Hi @dadoonet,
Thanks for your time and attention.
You were right, even after a lot of reading I was missing some important points. Here are the step by step I could walk through, to get it done:
-
Install ingest-attachment:
./bin/elasticsearch-plugin install ingest-attachment
-
Create my pipeline:
//Post to /_ingest/pipeline/attachment { "description" : "Extract attachment information", "processors" : [ { "attachment" : { "field" : "data" } }] }
-
Map my index without my content filed, which I called data on previous item (pipeline):
// Using PHP Client I map my index" $this->params = [ 'index' => $this->index, 'type' => $this->type, 'body' => [ $this->type => [ 'properties' => [ 'id' => [ 'type' => 'integer' ], 'name' => [ 'type' => 'string' ], 'description' => [ 'type' => 'string' ], 'type' => [ 'type' => 'string' ], 'author' => [ 'type' => 'string' ], 'editor' => [ 'type' => 'string' ] ]
-
Index some text to my index, without my pdf file, such as file name, type, author etc.

Excerpt from a dataset:

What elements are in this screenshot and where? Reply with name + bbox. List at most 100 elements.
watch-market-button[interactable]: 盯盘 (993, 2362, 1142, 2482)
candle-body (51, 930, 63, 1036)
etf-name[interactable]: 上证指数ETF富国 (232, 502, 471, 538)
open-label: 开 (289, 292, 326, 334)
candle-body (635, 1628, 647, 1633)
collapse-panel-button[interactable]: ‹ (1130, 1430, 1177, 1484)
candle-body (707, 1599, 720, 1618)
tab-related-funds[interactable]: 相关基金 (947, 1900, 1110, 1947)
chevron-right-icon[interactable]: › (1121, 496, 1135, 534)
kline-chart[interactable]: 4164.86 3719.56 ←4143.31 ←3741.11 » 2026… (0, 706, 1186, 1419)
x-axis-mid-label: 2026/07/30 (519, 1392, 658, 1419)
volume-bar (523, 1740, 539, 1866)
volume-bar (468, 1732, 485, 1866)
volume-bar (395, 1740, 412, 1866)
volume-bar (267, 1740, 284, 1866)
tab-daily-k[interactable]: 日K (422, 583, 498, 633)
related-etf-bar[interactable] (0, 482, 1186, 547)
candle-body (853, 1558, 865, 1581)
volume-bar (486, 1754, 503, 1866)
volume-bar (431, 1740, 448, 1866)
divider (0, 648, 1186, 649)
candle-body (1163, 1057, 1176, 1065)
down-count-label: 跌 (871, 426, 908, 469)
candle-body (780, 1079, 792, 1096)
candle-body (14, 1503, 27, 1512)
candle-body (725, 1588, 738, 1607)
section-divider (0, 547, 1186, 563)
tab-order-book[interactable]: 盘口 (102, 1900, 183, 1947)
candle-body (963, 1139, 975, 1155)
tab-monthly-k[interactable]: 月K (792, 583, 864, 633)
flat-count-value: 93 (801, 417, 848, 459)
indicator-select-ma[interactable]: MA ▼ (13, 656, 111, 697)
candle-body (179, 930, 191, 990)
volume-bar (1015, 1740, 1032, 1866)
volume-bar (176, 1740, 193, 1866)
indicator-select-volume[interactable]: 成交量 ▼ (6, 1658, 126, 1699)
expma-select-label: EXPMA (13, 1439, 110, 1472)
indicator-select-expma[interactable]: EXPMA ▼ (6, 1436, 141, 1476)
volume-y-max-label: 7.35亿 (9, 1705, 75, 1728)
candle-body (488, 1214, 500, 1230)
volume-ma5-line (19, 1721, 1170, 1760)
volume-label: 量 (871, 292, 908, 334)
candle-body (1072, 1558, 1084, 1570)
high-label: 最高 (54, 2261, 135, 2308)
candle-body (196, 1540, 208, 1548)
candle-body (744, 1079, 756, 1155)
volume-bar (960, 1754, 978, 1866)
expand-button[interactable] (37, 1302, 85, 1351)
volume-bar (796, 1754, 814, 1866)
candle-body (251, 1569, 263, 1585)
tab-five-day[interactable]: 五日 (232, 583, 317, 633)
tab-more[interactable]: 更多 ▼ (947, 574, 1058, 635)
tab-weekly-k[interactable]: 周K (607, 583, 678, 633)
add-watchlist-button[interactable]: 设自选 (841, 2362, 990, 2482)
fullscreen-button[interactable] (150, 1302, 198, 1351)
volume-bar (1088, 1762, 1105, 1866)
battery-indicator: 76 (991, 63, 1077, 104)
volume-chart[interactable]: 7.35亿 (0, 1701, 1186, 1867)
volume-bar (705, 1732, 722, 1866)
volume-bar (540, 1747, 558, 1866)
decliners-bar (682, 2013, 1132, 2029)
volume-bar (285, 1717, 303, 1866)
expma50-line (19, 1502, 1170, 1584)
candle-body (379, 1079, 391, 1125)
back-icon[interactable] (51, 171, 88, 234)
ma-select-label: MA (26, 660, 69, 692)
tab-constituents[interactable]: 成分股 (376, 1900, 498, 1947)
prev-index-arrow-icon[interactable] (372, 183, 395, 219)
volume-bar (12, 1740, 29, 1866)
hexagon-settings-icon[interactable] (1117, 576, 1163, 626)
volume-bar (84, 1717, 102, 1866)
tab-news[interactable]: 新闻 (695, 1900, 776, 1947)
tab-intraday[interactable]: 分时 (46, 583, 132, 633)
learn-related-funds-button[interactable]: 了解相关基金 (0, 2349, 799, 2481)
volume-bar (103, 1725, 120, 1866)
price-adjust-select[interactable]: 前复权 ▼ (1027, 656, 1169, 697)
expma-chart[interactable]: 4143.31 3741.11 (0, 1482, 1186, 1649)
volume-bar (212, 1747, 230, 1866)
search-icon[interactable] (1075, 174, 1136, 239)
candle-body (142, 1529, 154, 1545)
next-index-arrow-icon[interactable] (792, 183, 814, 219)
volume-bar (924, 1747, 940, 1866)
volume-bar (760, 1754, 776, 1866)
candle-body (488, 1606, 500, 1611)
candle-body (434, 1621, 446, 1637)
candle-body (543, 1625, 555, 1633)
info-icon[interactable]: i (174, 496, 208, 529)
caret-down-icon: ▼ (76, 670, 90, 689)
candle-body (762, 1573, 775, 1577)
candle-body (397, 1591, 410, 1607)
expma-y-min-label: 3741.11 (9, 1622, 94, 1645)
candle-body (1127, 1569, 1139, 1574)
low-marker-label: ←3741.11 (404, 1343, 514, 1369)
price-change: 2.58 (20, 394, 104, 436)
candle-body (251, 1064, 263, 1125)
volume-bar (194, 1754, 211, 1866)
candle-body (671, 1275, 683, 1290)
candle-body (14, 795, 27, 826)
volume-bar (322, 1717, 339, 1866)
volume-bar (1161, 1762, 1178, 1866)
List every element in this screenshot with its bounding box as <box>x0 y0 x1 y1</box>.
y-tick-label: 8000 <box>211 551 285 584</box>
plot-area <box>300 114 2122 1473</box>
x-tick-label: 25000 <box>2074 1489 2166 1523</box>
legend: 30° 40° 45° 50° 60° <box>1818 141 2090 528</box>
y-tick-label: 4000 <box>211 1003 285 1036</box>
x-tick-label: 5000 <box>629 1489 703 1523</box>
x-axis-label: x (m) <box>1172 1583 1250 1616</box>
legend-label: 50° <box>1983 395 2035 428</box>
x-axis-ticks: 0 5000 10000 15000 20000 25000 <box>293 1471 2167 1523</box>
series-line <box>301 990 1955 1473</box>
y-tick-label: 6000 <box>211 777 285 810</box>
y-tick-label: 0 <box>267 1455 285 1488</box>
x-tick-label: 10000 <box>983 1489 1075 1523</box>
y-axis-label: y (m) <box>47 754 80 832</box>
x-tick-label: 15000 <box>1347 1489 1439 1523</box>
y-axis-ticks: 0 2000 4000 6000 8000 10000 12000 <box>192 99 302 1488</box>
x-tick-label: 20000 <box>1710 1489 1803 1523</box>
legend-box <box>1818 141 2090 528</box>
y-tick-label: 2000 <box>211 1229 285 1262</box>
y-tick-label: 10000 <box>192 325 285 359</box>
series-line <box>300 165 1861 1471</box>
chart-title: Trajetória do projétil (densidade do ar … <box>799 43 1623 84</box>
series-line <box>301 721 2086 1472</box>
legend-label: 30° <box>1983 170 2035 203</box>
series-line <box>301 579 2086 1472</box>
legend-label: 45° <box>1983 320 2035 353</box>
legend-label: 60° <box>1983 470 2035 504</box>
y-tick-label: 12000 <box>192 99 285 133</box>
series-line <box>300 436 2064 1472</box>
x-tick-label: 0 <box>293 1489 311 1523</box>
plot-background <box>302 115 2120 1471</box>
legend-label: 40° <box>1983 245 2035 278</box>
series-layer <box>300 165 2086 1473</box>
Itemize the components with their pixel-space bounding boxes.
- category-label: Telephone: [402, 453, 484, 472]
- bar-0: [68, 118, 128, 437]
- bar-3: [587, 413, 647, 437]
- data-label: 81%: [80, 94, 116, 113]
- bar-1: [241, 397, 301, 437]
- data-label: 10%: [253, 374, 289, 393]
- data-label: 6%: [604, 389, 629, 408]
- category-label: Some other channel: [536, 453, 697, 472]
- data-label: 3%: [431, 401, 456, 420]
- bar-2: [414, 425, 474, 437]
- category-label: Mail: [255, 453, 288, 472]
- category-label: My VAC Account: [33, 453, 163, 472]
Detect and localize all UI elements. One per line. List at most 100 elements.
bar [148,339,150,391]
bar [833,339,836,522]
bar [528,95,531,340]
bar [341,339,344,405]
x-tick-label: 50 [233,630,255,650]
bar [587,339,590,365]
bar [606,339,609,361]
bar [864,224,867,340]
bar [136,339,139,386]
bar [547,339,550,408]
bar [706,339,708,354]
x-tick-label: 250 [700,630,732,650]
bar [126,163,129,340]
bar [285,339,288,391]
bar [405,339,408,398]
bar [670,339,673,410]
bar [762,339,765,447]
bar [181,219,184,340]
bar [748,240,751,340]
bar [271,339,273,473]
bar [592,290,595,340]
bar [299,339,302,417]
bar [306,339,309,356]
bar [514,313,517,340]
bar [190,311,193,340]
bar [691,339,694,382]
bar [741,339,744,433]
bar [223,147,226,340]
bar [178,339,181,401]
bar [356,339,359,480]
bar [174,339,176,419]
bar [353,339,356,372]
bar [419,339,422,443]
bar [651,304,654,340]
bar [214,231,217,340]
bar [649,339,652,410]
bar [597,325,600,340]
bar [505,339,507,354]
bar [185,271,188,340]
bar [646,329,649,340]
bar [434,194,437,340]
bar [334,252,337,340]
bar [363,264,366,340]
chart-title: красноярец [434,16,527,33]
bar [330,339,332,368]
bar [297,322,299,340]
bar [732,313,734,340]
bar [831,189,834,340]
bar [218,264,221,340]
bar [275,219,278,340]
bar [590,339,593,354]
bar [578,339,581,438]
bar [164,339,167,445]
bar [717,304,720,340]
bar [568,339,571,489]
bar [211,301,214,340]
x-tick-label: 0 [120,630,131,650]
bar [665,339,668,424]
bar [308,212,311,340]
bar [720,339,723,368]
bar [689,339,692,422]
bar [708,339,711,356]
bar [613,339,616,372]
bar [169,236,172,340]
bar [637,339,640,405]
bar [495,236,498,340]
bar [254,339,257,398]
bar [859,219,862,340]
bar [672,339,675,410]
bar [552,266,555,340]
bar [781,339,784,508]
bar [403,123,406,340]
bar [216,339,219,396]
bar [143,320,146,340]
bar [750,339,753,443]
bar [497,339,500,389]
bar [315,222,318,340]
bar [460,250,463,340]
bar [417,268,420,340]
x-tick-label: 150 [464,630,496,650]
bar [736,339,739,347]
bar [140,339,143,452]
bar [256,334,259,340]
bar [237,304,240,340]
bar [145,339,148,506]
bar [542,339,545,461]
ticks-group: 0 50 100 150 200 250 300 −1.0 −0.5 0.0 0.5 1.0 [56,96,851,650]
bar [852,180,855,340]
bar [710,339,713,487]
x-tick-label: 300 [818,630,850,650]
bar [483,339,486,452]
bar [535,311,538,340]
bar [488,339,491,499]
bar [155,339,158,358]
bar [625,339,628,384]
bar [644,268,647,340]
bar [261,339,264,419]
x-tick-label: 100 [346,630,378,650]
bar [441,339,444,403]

DIRECTIONS: Write the next part of the forum post on indexing PDF files with the Elasticsearch ingest-attachment plugin, starting right after its final step.

WRITTEN RESPONSE:
-
Then, we index the file, as of below:
// PUT /index/type/my_indexed_id?pipeline=attachment { "data": "base64_encode('file.pdf')" }
-
I got the file indexed... but still I could not get it searched... it seems it is not decoding when gets to elastic ingest....
Could you give us some tip on this issue?
I think we are getting there!
Cheers!